Taking highly active anti-retroviral treatment keeps the virus levels down, which allows for the immune system to recover and work well, and therefore prevent any opportunistic illnesses.


I have this habit of looking for oral thrush in people’s mouths especially when looking for someone to date, and this usually gives me a hint that the person could be HIV- positive. Are there other causes of thrush ?

Millie, Nairobi

 

Dear Millie,

The only sure way to know someone’s HIV status is by doing a HIV test. Once someone gets infected with HIV, without treatment, they can stay for eight to 10 years without getting any symptoms. Also, those on treatment and are virally suppressed will not develop opportunistic infections like oral thrush.

In addition, any condition that causes a low immunity can predispose someone to oral thrush. This includes HIV infection, diabetes, chronic liver and kidney disease, hormonal disorders, cancer, old age, very young age, alcoholism, and treatment with medications that lower immunity like steroids and cancer drugs.


What are the side-effects of ARVs?

For HIV prevention and treatment, a combination of either two or three medications are used. The medications used depend on different factors including the existing treatment guidelines, the unique characteristics of the patient, any other medication the person is taking, the ability of the individual to tolerate the medication and any other health conditions. Each medication used has different potential side effects and each individual responds differently to the different medications that are part of the treatment regimen. To know the potential side effects of a specific anti-retroviral medication, check the drug information that is available in the packaging or from a trusted source, or inquire from the pharmacist or doctor about the specific drug.


If I am on HIV medications and my viral load is undetectable (meaning that the virus isn't showing up on blood tests), can I still pass the virus to another person through sex?

When a HIV positive person takes the correct medication consistently, the level of the virus in the body and in the blood goes down. The amount of virus in the blood can be measured using a test called a viral load test, which is done regularly to see how someone is doing on medication. With good adherence, the target of treatment is to achieve an undetectable viral load. This means that the number of viruses has gone down to the extent that the viral load machines cannot detect any viruses in one millilitre of blood. It is important to note that undetectable viral load in blood doesn’t mean that the HIV is cured. The virus particles may be few in the body, but if you stop taking antiretroviral medication, those few viruses multiply very fast and attack your body.

Document layout analysis data:
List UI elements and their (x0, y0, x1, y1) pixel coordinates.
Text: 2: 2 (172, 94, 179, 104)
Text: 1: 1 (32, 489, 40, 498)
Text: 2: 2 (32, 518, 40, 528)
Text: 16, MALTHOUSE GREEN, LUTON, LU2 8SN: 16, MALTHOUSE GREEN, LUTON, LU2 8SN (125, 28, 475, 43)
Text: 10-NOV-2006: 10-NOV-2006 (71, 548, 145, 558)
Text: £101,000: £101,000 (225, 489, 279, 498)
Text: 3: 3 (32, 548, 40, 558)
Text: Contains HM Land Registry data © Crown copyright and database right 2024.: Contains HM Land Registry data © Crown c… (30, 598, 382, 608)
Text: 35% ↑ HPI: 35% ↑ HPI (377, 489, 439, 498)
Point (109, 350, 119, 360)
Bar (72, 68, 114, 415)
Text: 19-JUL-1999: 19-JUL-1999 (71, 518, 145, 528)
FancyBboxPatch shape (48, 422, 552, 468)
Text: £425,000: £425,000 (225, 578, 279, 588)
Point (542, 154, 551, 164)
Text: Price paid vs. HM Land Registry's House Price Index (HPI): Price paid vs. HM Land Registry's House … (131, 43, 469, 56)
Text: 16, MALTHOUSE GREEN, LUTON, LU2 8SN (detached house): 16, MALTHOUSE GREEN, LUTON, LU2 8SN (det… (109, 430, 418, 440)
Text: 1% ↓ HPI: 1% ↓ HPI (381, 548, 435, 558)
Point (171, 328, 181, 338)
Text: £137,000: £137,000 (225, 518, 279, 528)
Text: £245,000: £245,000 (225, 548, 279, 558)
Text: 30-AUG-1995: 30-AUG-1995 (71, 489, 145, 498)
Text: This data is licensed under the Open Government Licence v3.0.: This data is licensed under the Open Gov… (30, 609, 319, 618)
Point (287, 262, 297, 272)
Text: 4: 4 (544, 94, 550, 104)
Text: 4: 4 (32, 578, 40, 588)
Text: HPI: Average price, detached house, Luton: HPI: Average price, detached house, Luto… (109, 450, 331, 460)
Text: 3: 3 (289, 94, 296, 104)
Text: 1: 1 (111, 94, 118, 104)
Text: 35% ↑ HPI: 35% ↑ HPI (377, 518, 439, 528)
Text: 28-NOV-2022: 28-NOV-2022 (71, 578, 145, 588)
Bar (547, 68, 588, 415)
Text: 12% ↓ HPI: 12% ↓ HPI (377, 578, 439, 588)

▶ _What to do_:
A) Summarize the HIV Q&A text in two sentences.
B) Write what comes next in the HIV Q&A text, picking up after its last sentence.

▶ _Exercise results_:
A) An HIV test is the only sure way to know someone's status, oral thrush can come from any condition that lowers immunity, and people on treatment who are virally suppressed will not develop opportunistic infections like oral thrush. The side effects of ARVs differ by medication and by individual, and an undetectable viral load from consistent treatment does not mean HIV is cured, because the few remaining viruses multiply very fast if medication is stopped.

B)
When your viral load is so low that it is undetectable, the risk of transmitting HIV sexually is very low; it is negligible. However, there is still a small risk of vertical transmission through labour and delivery, and also through breastfeeding, and there may still be a risk of transmission through shared needles. If there is no proper adherence to medication, the risk goes back up. The HIV negative partner may also get infected from a different partner. Additional measures to protect the HIV-negative partner include use of condoms, behaviour change to reduce risk and use of preventive medication, as necessary.


I have heard that I can get HIV medication once a month instead of taking my drugs  every day. How does it work?

Due to continued research and innovation, new drugs are being developed in addition to new ways of providing these drugs. One of these developments has been two anti-retroviral medications given as intra-muscular injections once a month (or once every two months depending on the formulation). The injected drugs have a high concentration of the anti-retroviral medications which are released slowly over time, to provide the necessary concentration of the anti-retroviral into the blood stream.